++++ Exercise inputs
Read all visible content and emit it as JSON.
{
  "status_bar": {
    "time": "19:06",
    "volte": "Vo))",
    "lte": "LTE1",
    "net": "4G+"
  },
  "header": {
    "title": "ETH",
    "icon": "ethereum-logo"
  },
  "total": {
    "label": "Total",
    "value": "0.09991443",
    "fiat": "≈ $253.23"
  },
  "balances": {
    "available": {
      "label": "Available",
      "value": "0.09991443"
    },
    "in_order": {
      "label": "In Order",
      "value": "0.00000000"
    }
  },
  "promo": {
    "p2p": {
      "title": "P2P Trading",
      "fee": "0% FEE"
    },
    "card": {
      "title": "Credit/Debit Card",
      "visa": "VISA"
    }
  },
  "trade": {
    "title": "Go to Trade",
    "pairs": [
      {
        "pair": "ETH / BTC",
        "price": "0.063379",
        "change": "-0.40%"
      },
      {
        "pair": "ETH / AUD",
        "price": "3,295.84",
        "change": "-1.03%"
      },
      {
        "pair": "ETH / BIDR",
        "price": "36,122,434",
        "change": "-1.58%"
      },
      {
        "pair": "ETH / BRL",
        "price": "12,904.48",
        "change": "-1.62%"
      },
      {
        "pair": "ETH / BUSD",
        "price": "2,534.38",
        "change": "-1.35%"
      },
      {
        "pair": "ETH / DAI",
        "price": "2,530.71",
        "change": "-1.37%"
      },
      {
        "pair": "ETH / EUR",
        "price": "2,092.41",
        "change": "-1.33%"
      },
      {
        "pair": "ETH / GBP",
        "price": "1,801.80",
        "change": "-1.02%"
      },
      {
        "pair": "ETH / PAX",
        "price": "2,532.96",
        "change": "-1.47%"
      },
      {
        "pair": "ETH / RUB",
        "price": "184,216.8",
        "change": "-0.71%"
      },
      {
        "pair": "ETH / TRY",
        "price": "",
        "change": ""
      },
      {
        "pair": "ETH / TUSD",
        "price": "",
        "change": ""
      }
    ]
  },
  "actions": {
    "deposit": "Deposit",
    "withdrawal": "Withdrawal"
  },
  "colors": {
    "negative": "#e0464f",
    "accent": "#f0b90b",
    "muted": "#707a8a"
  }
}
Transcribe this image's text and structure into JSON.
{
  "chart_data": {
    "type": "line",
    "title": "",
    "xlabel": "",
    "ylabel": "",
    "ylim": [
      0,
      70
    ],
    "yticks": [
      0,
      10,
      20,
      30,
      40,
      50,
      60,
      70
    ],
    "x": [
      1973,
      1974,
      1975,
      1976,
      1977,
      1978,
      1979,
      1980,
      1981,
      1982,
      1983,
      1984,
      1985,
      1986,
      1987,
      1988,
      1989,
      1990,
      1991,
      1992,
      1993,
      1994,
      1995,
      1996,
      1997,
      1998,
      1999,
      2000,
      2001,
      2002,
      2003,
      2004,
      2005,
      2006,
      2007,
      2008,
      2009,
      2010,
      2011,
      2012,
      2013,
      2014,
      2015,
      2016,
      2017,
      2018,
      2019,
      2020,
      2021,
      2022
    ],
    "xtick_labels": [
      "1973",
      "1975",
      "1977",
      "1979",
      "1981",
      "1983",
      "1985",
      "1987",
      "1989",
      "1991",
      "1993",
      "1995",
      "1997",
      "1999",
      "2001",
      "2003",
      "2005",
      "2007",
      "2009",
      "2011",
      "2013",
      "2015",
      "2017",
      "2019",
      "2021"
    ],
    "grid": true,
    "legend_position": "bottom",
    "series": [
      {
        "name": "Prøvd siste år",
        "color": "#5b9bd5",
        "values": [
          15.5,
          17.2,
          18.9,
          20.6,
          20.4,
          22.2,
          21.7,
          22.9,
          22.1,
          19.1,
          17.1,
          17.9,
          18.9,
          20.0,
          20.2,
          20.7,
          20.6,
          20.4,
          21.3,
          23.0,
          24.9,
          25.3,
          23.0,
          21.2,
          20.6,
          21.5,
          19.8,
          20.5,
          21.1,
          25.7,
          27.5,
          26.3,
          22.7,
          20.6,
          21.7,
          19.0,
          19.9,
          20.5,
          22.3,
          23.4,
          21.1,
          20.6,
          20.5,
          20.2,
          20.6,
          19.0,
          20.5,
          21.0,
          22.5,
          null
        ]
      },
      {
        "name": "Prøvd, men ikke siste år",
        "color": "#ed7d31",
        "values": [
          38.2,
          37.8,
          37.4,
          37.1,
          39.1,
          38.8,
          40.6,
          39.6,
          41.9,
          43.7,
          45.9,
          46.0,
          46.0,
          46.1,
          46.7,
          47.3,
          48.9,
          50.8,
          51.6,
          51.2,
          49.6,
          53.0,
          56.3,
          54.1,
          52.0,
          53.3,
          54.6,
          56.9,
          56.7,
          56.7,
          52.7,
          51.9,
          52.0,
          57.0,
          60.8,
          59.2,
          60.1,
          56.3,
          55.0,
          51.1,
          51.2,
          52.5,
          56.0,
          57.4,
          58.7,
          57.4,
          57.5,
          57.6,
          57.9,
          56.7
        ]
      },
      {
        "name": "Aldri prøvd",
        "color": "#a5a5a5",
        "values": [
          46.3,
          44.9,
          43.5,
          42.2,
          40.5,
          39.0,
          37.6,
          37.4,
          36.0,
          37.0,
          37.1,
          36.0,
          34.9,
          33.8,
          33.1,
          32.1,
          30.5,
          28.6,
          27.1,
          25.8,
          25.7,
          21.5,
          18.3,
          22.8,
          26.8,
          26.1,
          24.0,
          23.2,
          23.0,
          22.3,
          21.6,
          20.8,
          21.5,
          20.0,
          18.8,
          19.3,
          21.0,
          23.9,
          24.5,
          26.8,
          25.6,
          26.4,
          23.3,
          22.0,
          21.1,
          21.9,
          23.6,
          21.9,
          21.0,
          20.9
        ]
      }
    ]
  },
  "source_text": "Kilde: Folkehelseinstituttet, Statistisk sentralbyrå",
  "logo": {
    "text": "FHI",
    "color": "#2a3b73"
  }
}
++++++++
• Task instructions:
Return the lines above exactly, keeping every word.

• Output below:
Read all visible content and emit it as JSON.
{
  "status_bar": {
    "time": "19:06",
    "volte": "Vo))",
    "lte": "LTE1",
    "net": "4G+"
  },
  "header": {
    "title": "ETH",
    "icon": "ethereum-logo"
  },
  "total": {
    "label": "Total",
    "value": "0.09991443",
    "fiat": "≈ $253.23"
  },
  "balances": {
    "available": {
      "label": "Available",
      "value": "0.09991443"
    },
    "in_order": {
      "label": "In Order",
      "value": "0.00000000"
    }
  },
  "promo": {
    "p2p": {
      "title": "P2P Trading",
      "fee": "0% FEE"
    },
    "card": {
      "title": "Credit/Debit Card",
      "visa": "VISA"
    }
  },
  "trade": {
    "title": "Go to Trade",
    "pairs": [
      {
        "pair": "ETH / BTC",
        "price": "0.063379",
        "change": "-0.40%"
      },
      {
        "pair": "ETH / AUD",
        "price": "3,295.84",
        "change": "-1.03%"
      },
      {
        "pair": "ETH / BIDR",
        "price": "36,122,434",
        "change": "-1.58%"
      },
      {
        "pair": "ETH / BRL",
        "price": "12,904.48",
        "change": "-1.62%"
      },
      {
        "pair": "ETH / BUSD",
        "price": "2,534.38",
        "change": "-1.35%"
      },
      {
        "pair": "ETH / DAI",
        "price": "2,530.71",
        "change": "-1.37%"
      },
      {
        "pair": "ETH / EUR",
        "price": "2,092.41",
        "change": "-1.33%"
      },
      {
        "pair": "ETH / GBP",
        "price": "1,801.80",
        "change": "-1.02%"
      },
      {
        "pair": "ETH / PAX",
        "price": "2,532.96",
        "change": "-1.47%"
      },
      {
        "pair": "ETH / RUB",
        "price": "184,216.8",
        "change": "-0.71%"
      },
      {
        "pair": "ETH / TRY",
        "price": "",
        "change": ""
      },
      {
        "pair": "ETH / TUSD",
        "price": "",
        "change": ""
      }
    ]
  },
  "actions": {
    "deposit": "Deposit",
    "withdrawal": "Withdrawal"
  },
  "colors": {
    "negative": "#e0464f",
    "accent": "#f0b90b",
    "muted": "#707a8a"
  }
}
Transcribe this image's text and structure into JSON.
{
  "chart_data": {
    "type": "line",
    "title": "",
    "xlabel": "",
    "ylabel": "",
    "ylim": [
      0,
      70
    ],
    "yticks": [
      0,
      10,
      20,
      30,
      40,
      50,
      60,
      70
    ],
    "x": [
      1973,
      1974,
      1975,
      1976,
      1977,
      1978,
      1979,
      1980,
      1981,
      1982,
      1983,
      1984,
      1985,
      1986,
      1987,
      1988,
      1989,
      1990,
      1991,
      1992,
      1993,
      1994,
      1995,
      1996,
      1997,
      1998,
      1999,
      2000,
      2001,
      2002,
      2003,
      2004,
      2005,
      2006,
      2007,
      2008,
      2009,
      2010,
      2011,
      2012,
      2013,
      2014,
      2015,
      2016,
      2017,
      2018,
      2019,
      2020,
      2021,
      2022
    ],
    "xtick_labels": [
      "1973",
      "1975",
      "1977",
      "1979",
      "1981",
      "1983",
      "1985",
      "1987",
      "1989",
      "1991",
      "1993",
      "1995",
      "1997",
      "1999",
      "2001",
      "2003",
      "2005",
      "2007",
      "2009",
      "2011",
      "2013",
      "2015",
      "2017",
      "2019",
      "2021"
    ],
    "grid": true,
    "legend_position": "bottom",
    "series": [
      {
        "name": "Prøvd siste år",
        "color": "#5b9bd5",
        "values": [
          15.5,
          17.2,
          18.9,
          20.6,
          20.4,
          22.2,
          21.7,
          22.9,
          22.1,
          19.1,
          17.1,
          17.9,
          18.9,
          20.0,
          20.2,
          20.7,
          20.6,
          20.4,
          21.3,
          23.0,
          24.9,
          25.3,
          23.0,
          21.2,
          20.6,
          21.5,
          19.8,
          20.5,
          21.1,
          25.7,
          27.5,
          26.3,
          22.7,
          20.6,
          21.7,
          19.0,
          19.9,
          20.5,
          22.3,
          23.4,
          21.1,
          20.6,
          20.5,
          20.2,
          20.6,
          19.0,
          20.5,
          21.0,
          22.5,
          null
        ]
      },
      {
        "name": "Prøvd, men ikke siste år",
        "color": "#ed7d31",
        "values": [
          38.2,
          37.8,
          37.4,
          37.1,
          39.1,
          38.8,
          40.6,
          39.6,
          41.9,
          43.7,
          45.9,
          46.0,
          46.0,
          46.1,
          46.7,
          47.3,
          48.9,
          50.8,
          51.6,
          51.2,
          49.6,
          53.0,
          56.3,
          54.1,
          52.0,
          53.3,
          54.6,
          56.9,
          56.7,
          56.7,
          52.7,
          51.9,
          52.0,
          57.0,
          60.8,
          59.2,
          60.1,
          56.3,
          55.0,
          51.1,
          51.2,
          52.5,
          56.0,
          57.4,
          58.7,
          57.4,
          57.5,
          57.6,
          57.9,
          56.7
        ]
      },
      {
        "name": "Aldri prøvd",
        "color": "#a5a5a5",
        "values": [
          46.3,
          44.9,
          43.5,
          42.2,
          40.5,
          39.0,
          37.6,
          37.4,
          36.0,
          37.0,
          37.1,
          36.0,
          34.9,
          33.8,
          33.1,
          32.1,
          30.5,
          28.6,
          27.1,
          25.8,
          25.7,
          21.5,
          18.3,
          22.8,
          26.8,
          26.1,
          24.0,
          23.2,
          23.0,
          22.3,
          21.6,
          20.8,
          21.5,
          20.0,
          18.8,
          19.3,
          21.0,
          23.9,
          24.5,
          26.8,
          25.6,
          26.4,
          23.3,
          22.0,
          21.1,
          21.9,
          23.6,
          21.9,
          21.0,
          20.9
        ]
      }
    ]
  },
  "source_text": "Kilde: Folkehelseinstituttet, Statistisk sentralbyrå",
  "logo": {
    "text": "FHI",
    "color": "#2a3b73"
  }
}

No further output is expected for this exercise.